>>

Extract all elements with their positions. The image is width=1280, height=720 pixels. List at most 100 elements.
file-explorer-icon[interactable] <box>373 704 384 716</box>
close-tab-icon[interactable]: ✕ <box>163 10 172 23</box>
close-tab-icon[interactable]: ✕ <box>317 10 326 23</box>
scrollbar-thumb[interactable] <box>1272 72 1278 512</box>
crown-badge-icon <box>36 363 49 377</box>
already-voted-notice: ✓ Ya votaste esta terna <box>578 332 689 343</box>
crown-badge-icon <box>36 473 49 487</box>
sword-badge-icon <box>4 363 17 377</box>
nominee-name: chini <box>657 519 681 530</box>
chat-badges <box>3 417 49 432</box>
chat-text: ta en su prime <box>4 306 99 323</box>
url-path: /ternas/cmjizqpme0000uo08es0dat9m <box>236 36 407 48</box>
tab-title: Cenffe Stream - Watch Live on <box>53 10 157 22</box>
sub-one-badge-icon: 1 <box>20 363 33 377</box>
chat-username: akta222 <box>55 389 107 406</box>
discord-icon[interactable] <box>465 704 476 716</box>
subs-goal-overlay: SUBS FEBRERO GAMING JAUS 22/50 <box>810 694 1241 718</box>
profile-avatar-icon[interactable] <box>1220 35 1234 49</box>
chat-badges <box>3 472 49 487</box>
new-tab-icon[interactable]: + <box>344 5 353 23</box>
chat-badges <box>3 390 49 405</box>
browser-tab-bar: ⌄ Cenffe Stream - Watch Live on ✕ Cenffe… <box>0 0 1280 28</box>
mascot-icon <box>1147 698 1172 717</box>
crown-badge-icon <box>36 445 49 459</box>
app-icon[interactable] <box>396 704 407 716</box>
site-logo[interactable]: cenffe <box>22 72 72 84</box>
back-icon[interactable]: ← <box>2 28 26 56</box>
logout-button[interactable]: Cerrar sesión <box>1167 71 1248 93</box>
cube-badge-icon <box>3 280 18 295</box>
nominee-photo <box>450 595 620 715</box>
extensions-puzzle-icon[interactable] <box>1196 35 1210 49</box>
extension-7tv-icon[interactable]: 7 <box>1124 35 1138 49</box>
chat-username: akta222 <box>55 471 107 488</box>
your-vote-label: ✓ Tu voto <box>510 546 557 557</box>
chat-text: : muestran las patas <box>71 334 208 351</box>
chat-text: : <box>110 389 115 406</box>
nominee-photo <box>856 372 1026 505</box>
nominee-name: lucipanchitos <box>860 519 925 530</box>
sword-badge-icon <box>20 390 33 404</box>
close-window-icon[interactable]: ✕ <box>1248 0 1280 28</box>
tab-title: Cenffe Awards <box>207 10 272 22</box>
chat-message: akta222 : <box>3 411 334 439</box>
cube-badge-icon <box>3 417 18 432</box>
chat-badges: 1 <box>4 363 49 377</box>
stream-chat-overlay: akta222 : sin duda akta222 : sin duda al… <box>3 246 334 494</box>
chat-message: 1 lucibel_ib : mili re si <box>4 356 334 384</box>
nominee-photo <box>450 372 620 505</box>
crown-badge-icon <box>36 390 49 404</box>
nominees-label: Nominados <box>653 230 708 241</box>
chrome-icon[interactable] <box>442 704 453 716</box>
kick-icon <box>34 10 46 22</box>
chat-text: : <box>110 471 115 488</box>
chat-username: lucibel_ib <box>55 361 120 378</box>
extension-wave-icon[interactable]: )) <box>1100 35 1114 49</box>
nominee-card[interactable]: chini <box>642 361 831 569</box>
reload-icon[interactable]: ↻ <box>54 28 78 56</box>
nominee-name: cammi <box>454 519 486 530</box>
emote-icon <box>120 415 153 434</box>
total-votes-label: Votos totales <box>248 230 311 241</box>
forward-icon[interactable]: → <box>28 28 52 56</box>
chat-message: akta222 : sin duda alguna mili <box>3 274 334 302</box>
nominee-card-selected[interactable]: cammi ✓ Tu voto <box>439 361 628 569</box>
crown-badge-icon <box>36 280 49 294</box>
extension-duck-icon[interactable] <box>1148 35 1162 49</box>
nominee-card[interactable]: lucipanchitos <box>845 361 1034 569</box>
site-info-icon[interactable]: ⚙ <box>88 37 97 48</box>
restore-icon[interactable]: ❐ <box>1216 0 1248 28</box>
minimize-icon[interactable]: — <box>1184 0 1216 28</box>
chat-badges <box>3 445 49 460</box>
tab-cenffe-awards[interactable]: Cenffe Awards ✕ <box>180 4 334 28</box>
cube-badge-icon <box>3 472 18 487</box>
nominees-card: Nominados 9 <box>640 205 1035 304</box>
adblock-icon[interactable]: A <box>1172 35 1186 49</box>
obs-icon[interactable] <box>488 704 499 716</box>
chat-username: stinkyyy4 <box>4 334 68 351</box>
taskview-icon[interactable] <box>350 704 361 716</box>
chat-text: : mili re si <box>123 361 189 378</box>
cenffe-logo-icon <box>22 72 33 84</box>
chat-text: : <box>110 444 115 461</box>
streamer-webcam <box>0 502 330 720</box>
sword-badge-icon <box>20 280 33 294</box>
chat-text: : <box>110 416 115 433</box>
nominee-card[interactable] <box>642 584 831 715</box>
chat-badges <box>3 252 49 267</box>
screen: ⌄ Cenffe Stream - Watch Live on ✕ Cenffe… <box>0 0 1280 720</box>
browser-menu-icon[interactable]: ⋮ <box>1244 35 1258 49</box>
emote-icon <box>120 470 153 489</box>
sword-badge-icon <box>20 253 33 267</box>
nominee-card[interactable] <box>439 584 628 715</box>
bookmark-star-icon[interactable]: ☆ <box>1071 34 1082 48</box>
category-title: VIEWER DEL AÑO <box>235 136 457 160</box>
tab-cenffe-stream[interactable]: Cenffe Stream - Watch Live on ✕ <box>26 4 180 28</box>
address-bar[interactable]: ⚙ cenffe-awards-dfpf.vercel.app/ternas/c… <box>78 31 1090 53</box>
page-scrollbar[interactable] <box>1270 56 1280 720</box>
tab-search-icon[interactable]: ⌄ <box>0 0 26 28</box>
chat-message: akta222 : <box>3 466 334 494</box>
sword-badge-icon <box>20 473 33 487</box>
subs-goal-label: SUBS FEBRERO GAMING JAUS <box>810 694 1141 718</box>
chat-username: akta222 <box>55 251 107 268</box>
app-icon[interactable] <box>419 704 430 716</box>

<<

■ What the task asks: Copy the entries above word for word, without changing anything.

■ Written solution:
Extract all elements with their positions. The image is width=1280, height=720 pixels. List at most 100 elements.
file-explorer-icon[interactable] <box>373 704 384 716</box>
close-tab-icon[interactable]: ✕ <box>163 10 172 23</box>
close-tab-icon[interactable]: ✕ <box>317 10 326 23</box>
scrollbar-thumb[interactable] <box>1272 72 1278 512</box>
crown-badge-icon <box>36 363 49 377</box>
already-voted-notice: ✓ Ya votaste esta terna <box>578 332 689 343</box>
crown-badge-icon <box>36 473 49 487</box>
sword-badge-icon <box>4 363 17 377</box>
nominee-name: chini <box>657 519 681 530</box>
chat-badges <box>3 417 49 432</box>
chat-text: ta en su prime <box>4 306 99 323</box>
url-path: /ternas/cmjizqpme0000uo08es0dat9m <box>236 36 407 48</box>
tab-title: Cenffe Stream - Watch Live on <box>53 10 157 22</box>
sub-one-badge-icon: 1 <box>20 363 33 377</box>
chat-username: akta222 <box>55 389 107 406</box>
discord-icon[interactable] <box>465 704 476 716</box>
subs-goal-overlay: SUBS FEBRERO GAMING JAUS 22/50 <box>810 694 1241 718</box>
profile-avatar-icon[interactable] <box>1220 35 1234 49</box>
chat-badges <box>3 472 49 487</box>
new-tab-icon[interactable]: + <box>344 5 353 23</box>
chat-badges <box>3 390 49 405</box>
browser-tab-bar: ⌄ Cenffe Stream - Watch Live on ✕ Cenffe… <box>0 0 1280 28</box>
mascot-icon <box>1147 698 1172 717</box>
crown-badge-icon <box>36 445 49 459</box>
app-icon[interactable] <box>396 704 407 716</box>
site-logo[interactable]: cenffe <box>22 72 72 84</box>
back-icon[interactable]: ← <box>2 28 26 56</box>
logout-button[interactable]: Cerrar sesión <box>1167 71 1248 93</box>
cube-badge-icon <box>3 280 18 295</box>
nominee-photo <box>450 595 620 715</box>
extensions-puzzle-icon[interactable] <box>1196 35 1210 49</box>
extension-7tv-icon[interactable]: 7 <box>1124 35 1138 49</box>
chat-username: akta222 <box>55 471 107 488</box>
your-vote-label: ✓ Tu voto <box>510 546 557 557</box>
chat-text: : muestran las patas <box>71 334 208 351</box>
chat-text: : <box>110 389 115 406</box>
nominee-photo <box>856 372 1026 505</box>
nominee-name: lucipanchitos <box>860 519 925 530</box>
sword-badge-icon <box>20 390 33 404</box>
close-window-icon[interactable]: ✕ <box>1248 0 1280 28</box>
tab-title: Cenffe Awards <box>207 10 272 22</box>
chat-message: akta222 : <box>3 411 334 439</box>
cube-badge-icon <box>3 417 18 432</box>
chat-badges: 1 <box>4 363 49 377</box>
stream-chat-overlay: akta222 : sin duda akta222 : sin duda al… <box>3 246 334 494</box>
chat-message: 1 lucibel_ib : mili re si <box>4 356 334 384</box>
nominee-photo <box>450 372 620 505</box>
crown-badge-icon <box>36 390 49 404</box>
nominees-label: Nominados <box>653 230 708 241</box>
chrome-icon[interactable] <box>442 704 453 716</box>
kick-icon <box>34 10 46 22</box>
chat-text: : <box>110 471 115 488</box>
chat-username: lucibel_ib <box>55 361 120 378</box>
extension-wave-icon[interactable]: )) <box>1100 35 1114 49</box>
nominee-card[interactable]: chini <box>642 361 831 569</box>
reload-icon[interactable]: ↻ <box>54 28 78 56</box>
nominee-name: cammi <box>454 519 486 530</box>
emote-icon <box>120 415 153 434</box>
total-votes-label: Votos totales <box>248 230 311 241</box>
forward-icon[interactable]: → <box>28 28 52 56</box>
chat-message: akta222 : sin duda alguna mili <box>3 274 334 302</box>
nominee-card-selected[interactable]: cammi ✓ Tu voto <box>439 361 628 569</box>
crown-badge-icon <box>36 280 49 294</box>
extension-duck-icon[interactable] <box>1148 35 1162 49</box>
nominee-card[interactable]: lucipanchitos <box>845 361 1034 569</box>
site-info-icon[interactable]: ⚙ <box>88 37 97 48</box>
restore-icon[interactable]: ❐ <box>1216 0 1248 28</box>
minimize-icon[interactable]: — <box>1184 0 1216 28</box>
chat-badges <box>3 445 49 460</box>
tab-cenffe-awards[interactable]: Cenffe Awards ✕ <box>180 4 334 28</box>
cube-badge-icon <box>3 472 18 487</box>
nominees-card: Nominados 9 <box>640 205 1035 304</box>
adblock-icon[interactable]: A <box>1172 35 1186 49</box>
obs-icon[interactable] <box>488 704 499 716</box>
chat-username: stinkyyy4 <box>4 334 68 351</box>
taskview-icon[interactable] <box>350 704 361 716</box>
chat-text: : mili re si <box>123 361 189 378</box>
cenffe-logo-icon <box>22 72 33 84</box>
chat-text: : <box>110 444 115 461</box>
streamer-webcam <box>0 502 330 720</box>
sword-badge-icon <box>20 280 33 294</box>
chat-text: : <box>110 416 115 433</box>
nominee-card[interactable] <box>642 584 831 715</box>
chat-badges <box>3 252 49 267</box>
screen: ⌄ Cenffe Stream - Watch Live on ✕ Cenffe… <box>0 0 1280 720</box>
browser-menu-icon[interactable]: ⋮ <box>1244 35 1258 49</box>
emote-icon <box>120 470 153 489</box>
sword-badge-icon <box>20 253 33 267</box>
nominee-card[interactable] <box>439 584 628 715</box>
bookmark-star-icon[interactable]: ☆ <box>1071 34 1082 48</box>
category-title: VIEWER DEL AÑO <box>235 136 457 160</box>
tab-cenffe-stream[interactable]: Cenffe Stream - Watch Live on ✕ <box>26 4 180 28</box>
address-bar[interactable]: ⚙ cenffe-awards-dfpf.vercel.app/ternas/c… <box>78 31 1090 53</box>
page-scrollbar[interactable] <box>1270 56 1280 720</box>
tab-search-icon[interactable]: ⌄ <box>0 0 26 28</box>
chat-message: akta222 : <box>3 466 334 494</box>
sword-badge-icon <box>20 473 33 487</box>
subs-goal-label: SUBS FEBRERO GAMING JAUS <box>810 694 1141 718</box>
chat-username: akta222 <box>55 251 107 268</box>
app-icon[interactable] <box>419 704 430 716</box>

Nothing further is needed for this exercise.